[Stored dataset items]

◆ ◆ ◆

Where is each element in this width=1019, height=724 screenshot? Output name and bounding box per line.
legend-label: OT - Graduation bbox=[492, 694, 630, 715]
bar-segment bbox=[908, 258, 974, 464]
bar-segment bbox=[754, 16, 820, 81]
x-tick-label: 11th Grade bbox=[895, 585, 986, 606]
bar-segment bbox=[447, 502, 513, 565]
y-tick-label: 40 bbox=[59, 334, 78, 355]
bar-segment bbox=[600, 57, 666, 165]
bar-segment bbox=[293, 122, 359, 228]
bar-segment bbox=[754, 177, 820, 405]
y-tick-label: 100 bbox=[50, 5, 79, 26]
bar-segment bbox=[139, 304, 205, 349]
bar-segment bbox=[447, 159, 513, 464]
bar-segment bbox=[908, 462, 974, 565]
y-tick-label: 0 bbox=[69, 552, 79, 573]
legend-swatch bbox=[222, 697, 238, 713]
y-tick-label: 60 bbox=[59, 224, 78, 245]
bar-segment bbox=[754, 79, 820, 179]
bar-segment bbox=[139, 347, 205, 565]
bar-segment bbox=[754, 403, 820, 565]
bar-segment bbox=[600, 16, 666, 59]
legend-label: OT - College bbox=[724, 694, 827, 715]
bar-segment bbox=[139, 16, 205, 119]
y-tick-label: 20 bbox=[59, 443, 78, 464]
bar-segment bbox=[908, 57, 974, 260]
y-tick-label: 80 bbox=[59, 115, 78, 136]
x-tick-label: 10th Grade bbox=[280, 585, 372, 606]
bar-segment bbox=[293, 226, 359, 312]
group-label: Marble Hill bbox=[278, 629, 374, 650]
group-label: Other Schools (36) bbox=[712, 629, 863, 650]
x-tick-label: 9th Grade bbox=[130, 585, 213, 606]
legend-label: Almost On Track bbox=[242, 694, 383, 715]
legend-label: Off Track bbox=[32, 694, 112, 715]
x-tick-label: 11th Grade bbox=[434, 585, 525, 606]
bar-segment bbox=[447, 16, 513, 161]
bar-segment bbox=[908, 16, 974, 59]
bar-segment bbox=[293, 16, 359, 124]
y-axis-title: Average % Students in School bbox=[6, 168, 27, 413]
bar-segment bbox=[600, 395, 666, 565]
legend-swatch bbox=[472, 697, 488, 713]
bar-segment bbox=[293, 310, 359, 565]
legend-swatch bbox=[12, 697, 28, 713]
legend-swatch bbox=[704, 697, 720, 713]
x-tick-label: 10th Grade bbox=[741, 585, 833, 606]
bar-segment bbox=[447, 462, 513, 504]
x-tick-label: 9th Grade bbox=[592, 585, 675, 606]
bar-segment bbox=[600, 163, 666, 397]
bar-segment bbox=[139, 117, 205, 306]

◆ ◆ ◆

# WRITTEN TASK
Copy out the records above, swapping every "legend-label" for "legend-text" and leaving all else unchanged.

# RESULT FOR THIS EXERCISE
Where is each element in this width=1019, height=724 screenshot? Output name and bounding box per line.
legend-text: OT - Graduation bbox=[492, 694, 630, 715]
bar-segment bbox=[908, 258, 974, 464]
bar-segment bbox=[754, 16, 820, 81]
x-tick-label: 11th Grade bbox=[895, 585, 986, 606]
bar-segment bbox=[447, 502, 513, 565]
y-tick-label: 40 bbox=[59, 334, 78, 355]
bar-segment bbox=[600, 57, 666, 165]
bar-segment bbox=[293, 122, 359, 228]
bar-segment bbox=[754, 177, 820, 405]
y-tick-label: 100 bbox=[50, 5, 79, 26]
bar-segment bbox=[139, 304, 205, 349]
bar-segment bbox=[447, 159, 513, 464]
bar-segment bbox=[908, 462, 974, 565]
y-tick-label: 0 bbox=[69, 552, 79, 573]
legend-swatch bbox=[222, 697, 238, 713]
y-tick-label: 60 bbox=[59, 224, 78, 245]
bar-segment bbox=[754, 79, 820, 179]
bar-segment bbox=[139, 347, 205, 565]
bar-segment bbox=[754, 403, 820, 565]
bar-segment bbox=[600, 16, 666, 59]
legend-text: OT - College bbox=[724, 694, 827, 715]
bar-segment bbox=[139, 16, 205, 119]
y-tick-label: 20 bbox=[59, 443, 78, 464]
bar-segment bbox=[908, 57, 974, 260]
y-tick-label: 80 bbox=[59, 115, 78, 136]
x-tick-label: 10th Grade bbox=[280, 585, 372, 606]
bar-segment bbox=[293, 226, 359, 312]
group-label: Marble Hill bbox=[278, 629, 374, 650]
group-label: Other Schools (36) bbox=[712, 629, 863, 650]
x-tick-label: 9th Grade bbox=[130, 585, 213, 606]
legend-text: Almost On Track bbox=[242, 694, 383, 715]
legend-text: Off Track bbox=[32, 694, 112, 715]
x-tick-label: 11th Grade bbox=[434, 585, 525, 606]
bar-segment bbox=[447, 16, 513, 161]
bar-segment bbox=[908, 16, 974, 59]
bar-segment bbox=[293, 16, 359, 124]
y-axis-title: Average % Students in School bbox=[6, 168, 27, 413]
bar-segment bbox=[600, 395, 666, 565]
legend-swatch bbox=[472, 697, 488, 713]
bar-segment bbox=[293, 310, 359, 565]
legend-swatch bbox=[12, 697, 28, 713]
legend-swatch bbox=[704, 697, 720, 713]
x-tick-label: 10th Grade bbox=[741, 585, 833, 606]
bar-segment bbox=[447, 462, 513, 504]
x-tick-label: 9th Grade bbox=[592, 585, 675, 606]
bar-segment bbox=[600, 163, 666, 397]
bar-segment bbox=[139, 117, 205, 306]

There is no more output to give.